## [Exercise details]
Each record below is to be copied word for word, with pictures removed.

++++ Records to use

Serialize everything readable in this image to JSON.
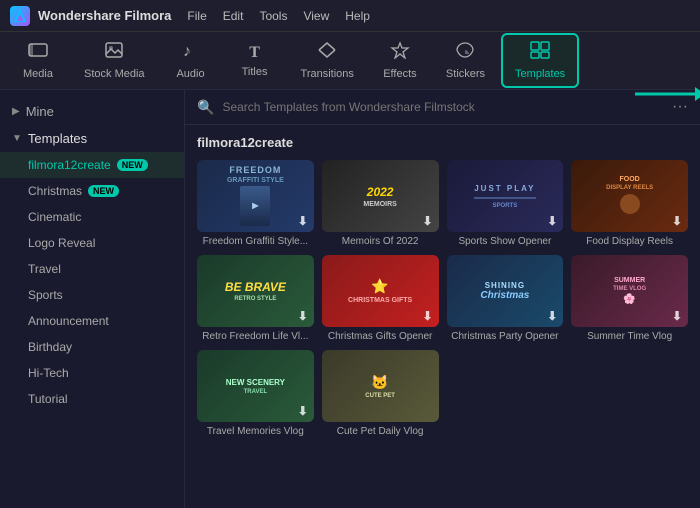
{
  "app": {
    "name": "Wondershare Filmora",
    "logo": "F",
    "menu": [
      "File",
      "Edit",
      "Tools",
      "View",
      "Help"
    ]
  },
  "toolbar": {
    "items": [
      {
        "id": "media",
        "label": "Media",
        "icon": "🎬"
      },
      {
        "id": "stock",
        "label": "Stock Media",
        "icon": "📷"
      },
      {
        "id": "audio",
        "label": "Audio",
        "icon": "🎵"
      },
      {
        "id": "titles",
        "label": "Titles",
        "icon": "T"
      },
      {
        "id": "transitions",
        "label": "Transitions",
        "icon": "⬦"
      },
      {
        "id": "effects",
        "label": "Effects",
        "icon": "✦"
      },
      {
        "id": "stickers",
        "label": "Stickers",
        "icon": "🎀"
      },
      {
        "id": "templates",
        "label": "Templates",
        "icon": "⊞",
        "active": true
      }
    ]
  },
  "sidebar": {
    "mine_label": "Mine",
    "templates_label": "Templates",
    "items": [
      {
        "id": "filmora12create",
        "label": "filmora12create",
        "badge": "NEW",
        "active": true
      },
      {
        "id": "christmas",
        "label": "Christmas",
        "badge": "NEW"
      },
      {
        "id": "cinematic",
        "label": "Cinematic"
      },
      {
        "id": "logo-reveal",
        "label": "Logo Reveal"
      },
      {
        "id": "travel",
        "label": "Travel"
      },
      {
        "id": "sports",
        "label": "Sports"
      },
      {
        "id": "announcement",
        "label": "Announcement"
      },
      {
        "id": "birthday",
        "label": "Birthday"
      },
      {
        "id": "hi-tech",
        "label": "Hi-Tech"
      },
      {
        "id": "tutorial",
        "label": "Tutorial"
      }
    ]
  },
  "search": {
    "placeholder": "Search Templates from Wondershare Filmstock"
  },
  "content": {
    "section_title": "filmora12create",
    "templates": [
      {
        "id": "freedom-graffiti",
        "name": "Freedom Graffiti Style...",
        "style": "freedom"
      },
      {
        "id": "memoirs-2022",
        "name": "Memoirs Of 2022",
        "style": "memoirs"
      },
      {
        "id": "sports-opener",
        "name": "Sports Show Opener",
        "style": "sports"
      },
      {
        "id": "food-reels",
        "name": "Food Display Reels",
        "style": "food"
      },
      {
        "id": "retro-freedom",
        "name": "Retro Freedom Life Vl...",
        "style": "retro"
      },
      {
        "id": "christmas-gifts",
        "name": "Christmas Gifts Opener",
        "style": "xmas"
      },
      {
        "id": "christmas-party",
        "name": "Christmas Party Opener",
        "style": "xmas-party"
      },
      {
        "id": "summer-vlog",
        "name": "Summer Time Vlog",
        "style": "summer"
      },
      {
        "id": "travel-memories",
        "name": "Travel Memories Vlog",
        "style": "travel"
      },
      {
        "id": "cute-pet",
        "name": "Cute Pet Daily Vlog",
        "style": "pet"
      }
    ]
  }
}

++++++++

## [Full answer]
Serialize everything readable in this image to JSON.
{
  "app": {
    "name": "Wondershare Filmora",
    "logo": "F",
    "menu": [
      "File",
      "Edit",
      "Tools",
      "View",
      "Help"
    ]
  },
  "toolbar": {
    "items": [
      {
        "id": "media",
        "label": "Media",
        "icon": "🎬"
      },
      {
        "id": "stock",
        "label": "Stock Media",
        "icon": "📷"
      },
      {
        "id": "audio",
        "label": "Audio",
        "icon": "🎵"
      },
      {
        "id": "titles",
        "label": "Titles",
        "icon": "T"
      },
      {
        "id": "transitions",
        "label": "Transitions",
        "icon": "⬦"
      },
      {
        "id": "effects",
        "label": "Effects",
        "icon": "✦"
      },
      {
        "id": "stickers",
        "label": "Stickers",
        "icon": "🎀"
      },
      {
        "id": "templates",
        "label": "Templates",
        "icon": "⊞",
        "active": true
      }
    ]
  },
  "sidebar": {
    "mine_label": "Mine",
    "templates_label": "Templates",
    "items": [
      {
        "id": "filmora12create",
        "label": "filmora12create",
        "badge": "NEW",
        "active": true
      },
      {
        "id": "christmas",
        "label": "Christmas",
        "badge": "NEW"
      },
      {
        "id": "cinematic",
        "label": "Cinematic"
      },
      {
        "id": "logo-reveal",
        "label": "Logo Reveal"
      },
      {
        "id": "travel",
        "label": "Travel"
      },
      {
        "id": "sports",
        "label": "Sports"
      },
      {
        "id": "announcement",
        "label": "Announcement"
      },
      {
        "id": "birthday",
        "label": "Birthday"
      },
      {
        "id": "hi-tech",
        "label": "Hi-Tech"
      },
      {
        "id": "tutorial",
        "label": "Tutorial"
      }
    ]
  },
  "search": {
    "placeholder": "Search Templates from Wondershare Filmstock"
  },
  "content": {
    "section_title": "filmora12create",
    "templates": [
      {
        "id": "freedom-graffiti",
        "name": "Freedom Graffiti Style...",
        "style": "freedom"
      },
      {
        "id": "memoirs-2022",
        "name": "Memoirs Of 2022",
        "style": "memoirs"
      },
      {
        "id": "sports-opener",
        "name": "Sports Show Opener",
        "style": "sports"
      },
      {
        "id": "food-reels",
        "name": "Food Display Reels",
        "style": "food"
      },
      {
        "id": "retro-freedom",
        "name": "Retro Freedom Life Vl...",
        "style": "retro"
      },
      {
        "id": "christmas-gifts",
        "name": "Christmas Gifts Opener",
        "style": "xmas"
      },
      {
        "id": "christmas-party",
        "name": "Christmas Party Opener",
        "style": "xmas-party"
      },
      {
        "id": "summer-vlog",
        "name": "Summer Time Vlog",
        "style": "summer"
      },
      {
        "id": "travel-memories",
        "name": "Travel Memories Vlog",
        "style": "travel"
      },
      {
        "id": "cute-pet",
        "name": "Cute Pet Daily Vlog",
        "style": "pet"
      }
    ]
  }
}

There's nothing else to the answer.